### [Dataset]
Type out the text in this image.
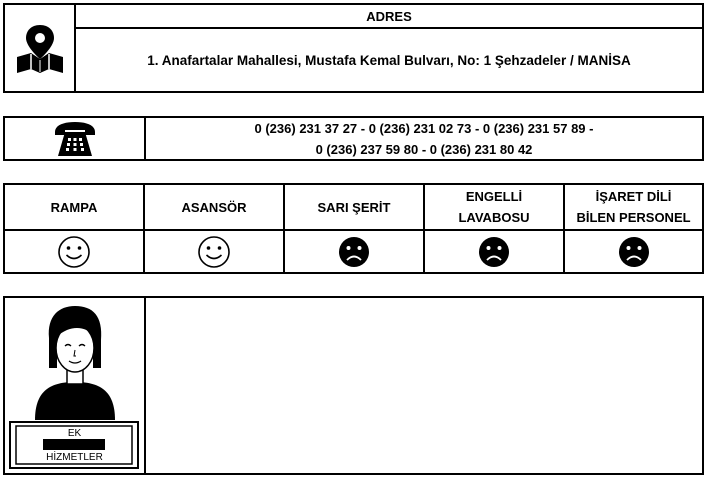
ADRES
1. Anafartalar Mahallesi, Mustafa Kemal Bulvarı, No: 1 Şehzadeler / MANİSA
0 (236) 231 37 27 - 0 (236) 231 02 73 - 0 (236) 231 57 89 -
0 (236) 237 59 80 - 0 (236) 231 80 42
RAMPA	ASANSÖR	SARI ŞERİT
ENGELLİ
LAVABOSU
İŞARET DİLİ
BİLEN PERSONEL
EK
HİZMETLER
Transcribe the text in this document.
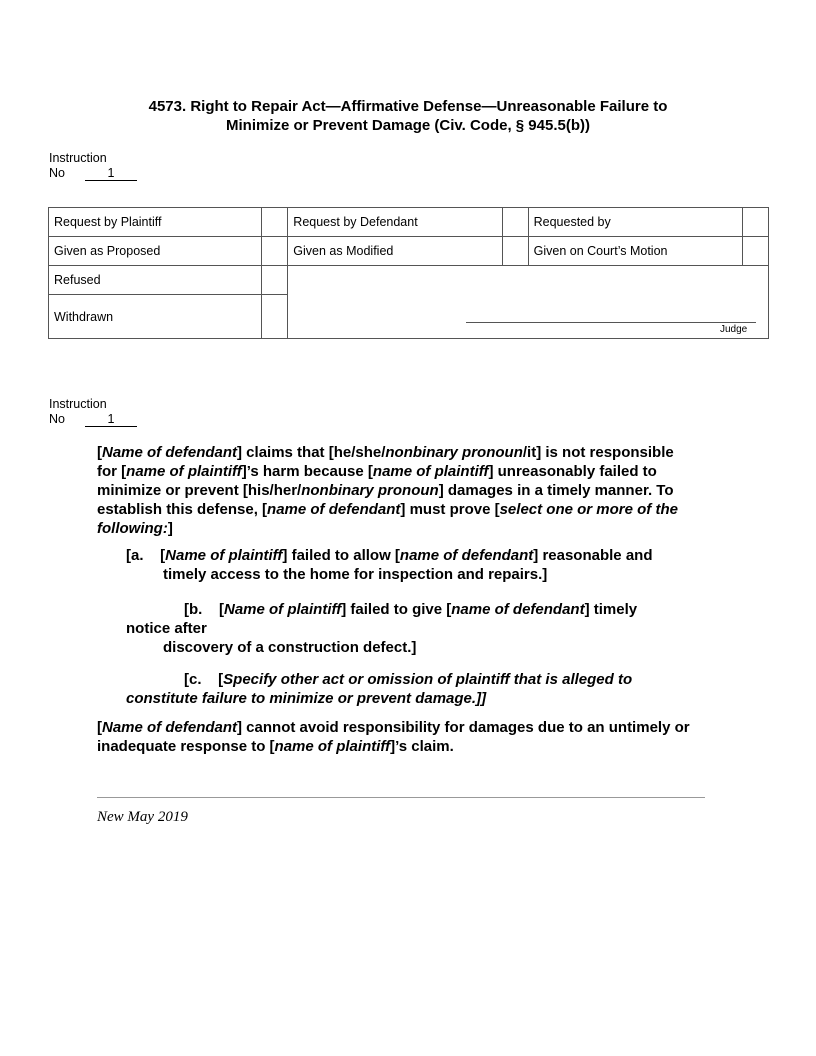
4573. Right to Repair Act—Affirmative Defense—Unreasonable Failure to
Minimize or Prevent Damage (Civ. Code, § 945.5(b))
Instruction
No	1
Request by Plaintiff		Request by Defendant		Requested by	
Given as Proposed		Given as Modified		Given on Court’s Motion	
Refused					
Withdrawn					
Judge
Instruction
No	1
[Name of defendant] claims that [he/she/nonbinary pronoun/it] is not responsible for [name of plaintiff]’s harm because [name of plaintiff] unreasonably failed to minimize or prevent [his/her/nonbinary pronoun] damages in a timely manner. To establish this defense, [name of defendant] must prove [select one or more of the following:]
[a.    [Name of plaintiff] failed to allow [name of defendant] reasonable and
timely access to the home for inspection and repairs.]
[b.    [Name of plaintiff] failed to give [name of defendant] timely
notice after
discovery of a construction defect.]
[c.    [Specify other act or omission of plaintiff that is alleged to
constitute failure to minimize or prevent damage.]]
[Name of defendant] cannot avoid responsibility for damages due to an untimely or inadequate response to [name of plaintiff]’s claim.
New May 2019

### [Instruction]
Copy out every line of the listing that includes the string "failed".

### [Task output]
[Name of defendant] claims that [he/she/nonbinary pronoun/it] is not responsible for [name of plaintiff]’s harm because [name of plaintiff] unreasonably failed to minimize or prevent [his/her/nonbinary pronoun] damages in a timely manner. To establish this defense, [name of defendant] must prove [select one or more of the following:]
[a.    [Name of plaintiff] failed to allow [name of defendant] reasonable and
[b.    [Name of plaintiff] failed to give [name of defendant] timely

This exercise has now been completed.